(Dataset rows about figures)
# # # #

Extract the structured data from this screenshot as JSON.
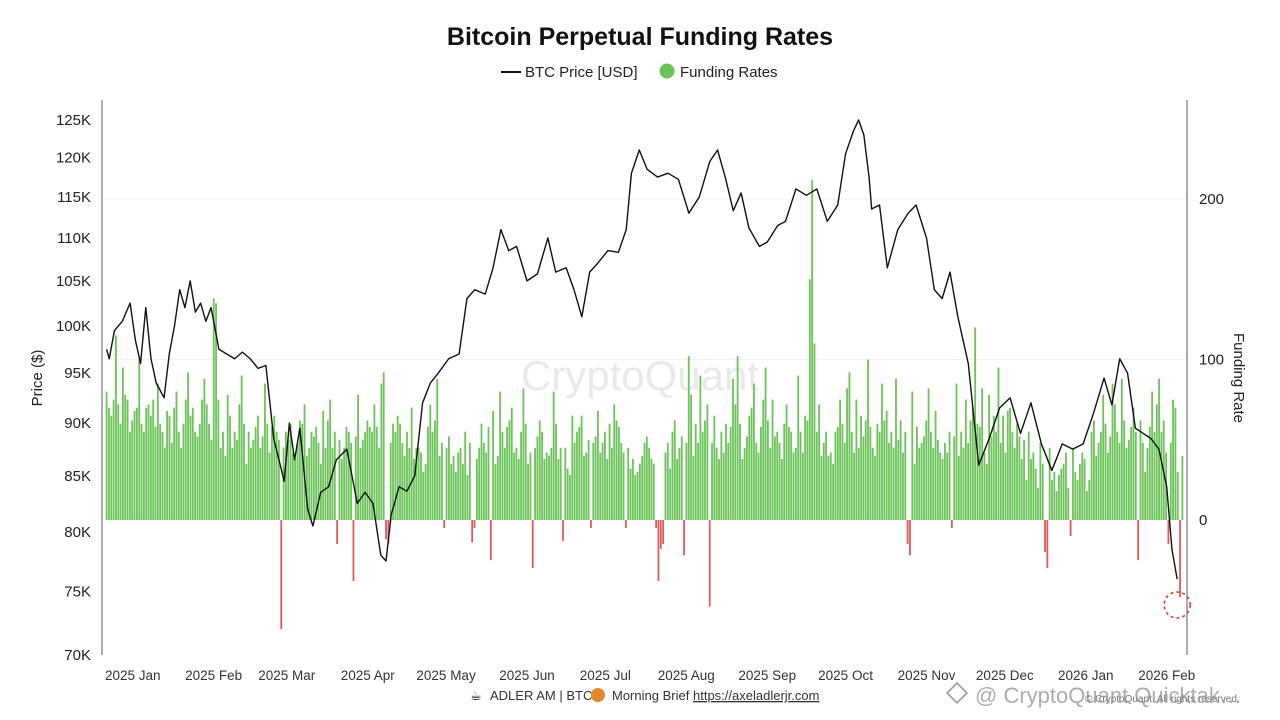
{
  "chart_data": {
    "type": "bar",
    "title": "Bitcoin Perpetual Funding Rates",
    "legend": [
      {
        "label": "BTC Price [USD]",
        "symbol": "line",
        "color": "#111111"
      },
      {
        "label": "Funding Rates",
        "symbol": "dot",
        "color": "#6cc35a"
      }
    ],
    "legend_position": "top-center",
    "y_left_label": "Price ($)",
    "y_right_label": "Funding Rate",
    "y_left_ticks": [
      "125K",
      "120K",
      "115K",
      "110K",
      "105K",
      "100K",
      "95K",
      "90K",
      "85K",
      "80K",
      "75K",
      "70K"
    ],
    "y_left_values": [
      125000,
      120000,
      115000,
      110000,
      105000,
      100000,
      95000,
      90000,
      85000,
      80000,
      75000,
      70000
    ],
    "y_left_scale": "log",
    "y_left_range": [
      70000,
      128000
    ],
    "y_right_ticks": [
      "200",
      "100",
      "0"
    ],
    "y_right_values": [
      200,
      100,
      0
    ],
    "y_right_range": [
      -75,
      262
    ],
    "x_ticks": [
      "2025 Jan",
      "2025 Feb",
      "2025 Mar",
      "2025 Apr",
      "2025 May",
      "2025 Jun",
      "2025 Jul",
      "2025 Aug",
      "2025 Sep",
      "2025 Oct",
      "2025 Nov",
      "2025 Dec",
      "2026 Jan",
      "2026 Feb"
    ],
    "x_range": [
      "2024-12-21",
      "2026-02-08"
    ],
    "grid": false,
    "price_series": {
      "name": "BTC Price [USD]",
      "dates": [
        "2024-12-22",
        "2024-12-23",
        "2024-12-25",
        "2024-12-28",
        "2024-12-31",
        "2025-01-02",
        "2025-01-04",
        "2025-01-06",
        "2025-01-08",
        "2025-01-10",
        "2025-01-13",
        "2025-01-15",
        "2025-01-17",
        "2025-01-19",
        "2025-01-21",
        "2025-01-23",
        "2025-01-25",
        "2025-01-27",
        "2025-01-29",
        "2025-01-31",
        "2025-02-02",
        "2025-02-03",
        "2025-02-06",
        "2025-02-09",
        "2025-02-12",
        "2025-02-15",
        "2025-02-18",
        "2025-02-21",
        "2025-02-24",
        "2025-02-26",
        "2025-02-28",
        "2025-03-02",
        "2025-03-04",
        "2025-03-06",
        "2025-03-09",
        "2025-03-11",
        "2025-03-14",
        "2025-03-17",
        "2025-03-20",
        "2025-03-24",
        "2025-03-28",
        "2025-03-31",
        "2025-04-03",
        "2025-04-06",
        "2025-04-08",
        "2025-04-10",
        "2025-04-13",
        "2025-04-16",
        "2025-04-19",
        "2025-04-22",
        "2025-04-25",
        "2025-04-28",
        "2025-05-02",
        "2025-05-06",
        "2025-05-09",
        "2025-05-12",
        "2025-05-16",
        "2025-05-19",
        "2025-05-22",
        "2025-05-25",
        "2025-05-28",
        "2025-06-01",
        "2025-06-05",
        "2025-06-09",
        "2025-06-12",
        "2025-06-16",
        "2025-06-19",
        "2025-06-22",
        "2025-06-25",
        "2025-06-28",
        "2025-07-02",
        "2025-07-06",
        "2025-07-09",
        "2025-07-11",
        "2025-07-14",
        "2025-07-17",
        "2025-07-21",
        "2025-07-25",
        "2025-07-29",
        "2025-08-02",
        "2025-08-06",
        "2025-08-10",
        "2025-08-13",
        "2025-08-16",
        "2025-08-19",
        "2025-08-22",
        "2025-08-25",
        "2025-08-29",
        "2025-09-01",
        "2025-09-05",
        "2025-09-08",
        "2025-09-12",
        "2025-09-16",
        "2025-09-20",
        "2025-09-24",
        "2025-09-28",
        "2025-10-01",
        "2025-10-04",
        "2025-10-06",
        "2025-10-08",
        "2025-10-10",
        "2025-10-11",
        "2025-10-14",
        "2025-10-17",
        "2025-10-21",
        "2025-10-25",
        "2025-10-28",
        "2025-11-01",
        "2025-11-04",
        "2025-11-07",
        "2025-11-10",
        "2025-11-13",
        "2025-11-17",
        "2025-11-21",
        "2025-11-25",
        "2025-11-29",
        "2025-12-03",
        "2025-12-07",
        "2025-12-11",
        "2025-12-15",
        "2025-12-19",
        "2025-12-23",
        "2025-12-27",
        "2025-12-31",
        "2026-01-04",
        "2026-01-08",
        "2026-01-11",
        "2026-01-14",
        "2026-01-17",
        "2026-01-20",
        "2026-01-23",
        "2026-01-26",
        "2026-01-29",
        "2026-02-01",
        "2026-02-03",
        "2026-02-05"
      ],
      "values": [
        97500,
        96500,
        99500,
        100500,
        102500,
        98500,
        96000,
        102000,
        96500,
        94000,
        92500,
        97000,
        100000,
        104000,
        102000,
        105000,
        101500,
        102500,
        100500,
        102000,
        99000,
        97500,
        97000,
        96500,
        97200,
        96500,
        95500,
        95800,
        88500,
        86500,
        84500,
        90000,
        86500,
        89500,
        82000,
        80500,
        83500,
        84000,
        86500,
        87500,
        82500,
        83500,
        82500,
        78000,
        77500,
        81500,
        84000,
        83600,
        85000,
        92000,
        94000,
        95000,
        96500,
        97000,
        103000,
        104000,
        103500,
        106500,
        111000,
        108500,
        109000,
        105000,
        105800,
        110000,
        106000,
        106500,
        104000,
        101000,
        106000,
        107000,
        108500,
        108300,
        111000,
        118000,
        121000,
        118500,
        117500,
        118000,
        117200,
        113000,
        115000,
        119500,
        121000,
        117400,
        113300,
        115500,
        111200,
        109000,
        109500,
        111500,
        112000,
        116000,
        115200,
        116000,
        112000,
        114000,
        120500,
        123500,
        125000,
        123000,
        117500,
        113500,
        114000,
        106500,
        111000,
        113000,
        114000,
        110000,
        104000,
        103000,
        106000,
        101000,
        96000,
        86000,
        88500,
        91500,
        92500,
        89000,
        92000,
        88000,
        85500,
        88000,
        87500,
        88000,
        91000,
        94500,
        91800,
        96500,
        95000,
        89500,
        89000,
        88500,
        87500,
        84000,
        78500,
        76000
      ]
    },
    "funding_series": {
      "name": "Funding Rates",
      "positive_color": "#6cc35a",
      "negative_color": "#e05a5a",
      "values": [
        80,
        70,
        65,
        75,
        115,
        72,
        60,
        95,
        78,
        75,
        55,
        62,
        68,
        70,
        100,
        60,
        55,
        70,
        72,
        65,
        75,
        58,
        85,
        60,
        55,
        45,
        68,
        65,
        48,
        70,
        80,
        55,
        45,
        60,
        75,
        92,
        65,
        70,
        55,
        52,
        60,
        75,
        88,
        72,
        60,
        50,
        138,
        135,
        75,
        45,
        55,
        40,
        78,
        65,
        45,
        55,
        50,
        72,
        90,
        60,
        35,
        55,
        45,
        50,
        58,
        65,
        45,
        52,
        85,
        60,
        42,
        58,
        65,
        55,
        50,
        -68,
        45,
        55,
        50,
        60,
        42,
        38,
        48,
        62,
        60,
        72,
        40,
        45,
        55,
        52,
        58,
        48,
        35,
        68,
        45,
        62,
        75,
        45,
        55,
        -15,
        50,
        38,
        45,
        58,
        55,
        48,
        -38,
        52,
        78,
        45,
        50,
        55,
        62,
        58,
        55,
        72,
        58,
        45,
        85,
        92,
        -12,
        -15,
        48,
        60,
        55,
        65,
        60,
        48,
        40,
        55,
        45,
        70,
        38,
        45,
        45,
        42,
        30,
        35,
        58,
        72,
        55,
        62,
        88,
        40,
        48,
        -5,
        45,
        52,
        35,
        40,
        30,
        42,
        45,
        35,
        55,
        28,
        48,
        -14,
        -5,
        38,
        45,
        60,
        48,
        42,
        58,
        -25,
        68,
        35,
        40,
        80,
        55,
        45,
        58,
        62,
        70,
        42,
        45,
        38,
        55,
        82,
        60,
        35,
        42,
        -30,
        45,
        52,
        62,
        55,
        38,
        42,
        40,
        45,
        80,
        60,
        38,
        45,
        -13,
        45,
        32,
        28,
        65,
        48,
        55,
        58,
        65,
        40,
        42,
        50,
        -5,
        48,
        52,
        68,
        42,
        48,
        55,
        38,
        60,
        45,
        72,
        62,
        58,
        48,
        42,
        -5,
        45,
        32,
        38,
        28,
        30,
        35,
        40,
        48,
        52,
        45,
        38,
        35,
        -5,
        -38,
        -18,
        -15,
        42,
        48,
        32,
        55,
        62,
        38,
        45,
        52,
        -22,
        48,
        102,
        78,
        40,
        60,
        48,
        90,
        55,
        62,
        72,
        -54,
        48,
        65,
        45,
        38,
        55,
        42,
        60,
        48,
        58,
        88,
        72,
        102,
        60,
        38,
        45,
        52,
        65,
        70,
        85,
        48,
        42,
        58,
        75,
        95,
        62,
        45,
        75,
        52,
        55,
        48,
        38,
        60,
        72,
        58,
        55,
        42,
        45,
        90,
        55,
        42,
        65,
        62,
        150,
        212,
        110,
        55,
        72,
        40,
        48,
        55,
        40,
        42,
        35,
        55,
        58,
        75,
        60,
        48,
        82,
        92,
        55,
        42,
        75,
        45,
        65,
        52,
        62,
        100,
        58,
        45,
        40,
        60,
        55,
        85,
        62,
        68,
        48,
        55,
        45,
        88,
        50,
        62,
        42,
        55,
        -15,
        -22,
        80,
        35,
        58,
        45,
        48,
        52,
        62,
        82,
        55,
        45,
        68,
        50,
        42,
        38,
        48,
        42,
        55,
        -5,
        52,
        85,
        40,
        55,
        45,
        75,
        48,
        62,
        70,
        120,
        60,
        58,
        82,
        42,
        35,
        78,
        52,
        65,
        55,
        95,
        48,
        65,
        42,
        68,
        70,
        55,
        45,
        60,
        52,
        38,
        50,
        25,
        55,
        38,
        42,
        32,
        20,
        48,
        35,
        -20,
        -30,
        45,
        25,
        30,
        18,
        28,
        32,
        35,
        42,
        20,
        -10,
        45,
        30,
        25,
        35,
        42,
        38,
        18,
        25,
        55,
        62,
        40,
        48,
        55,
        78,
        60,
        42,
        52,
        85,
        72,
        55,
        48,
        88,
        62,
        45,
        50,
        58,
        70,
        55,
        -25,
        62,
        48,
        30,
        45,
        58,
        80,
        55,
        72,
        88,
        55,
        62,
        42,
        -15,
        48,
        75,
        70,
        30,
        -48,
        40
      ]
    },
    "annotations": [
      {
        "type": "dashed-circle",
        "at_date": "2026-02-05",
        "note": ""
      }
    ]
  },
  "watermark": "CryptoQuant",
  "footer": {
    "source": "ADLER AM | BTC",
    "brief": "Morning Brief",
    "url": "https://axeladlerjr.com"
  },
  "overlay": {
    "text": "@ CryptoQuant Quicktak…",
    "credit": "© CryptoQuant. All rights reserved."
  }
}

# # # #

- [SHORT PROBLEM] Show all lines above holding "CryptoQuant".

- [RESULT FOR THIS TASK]
  "watermark": "CryptoQuant",
    "text": "@ CryptoQuant Quicktak…",
    "credit": "© CryptoQuant. All rights reserved."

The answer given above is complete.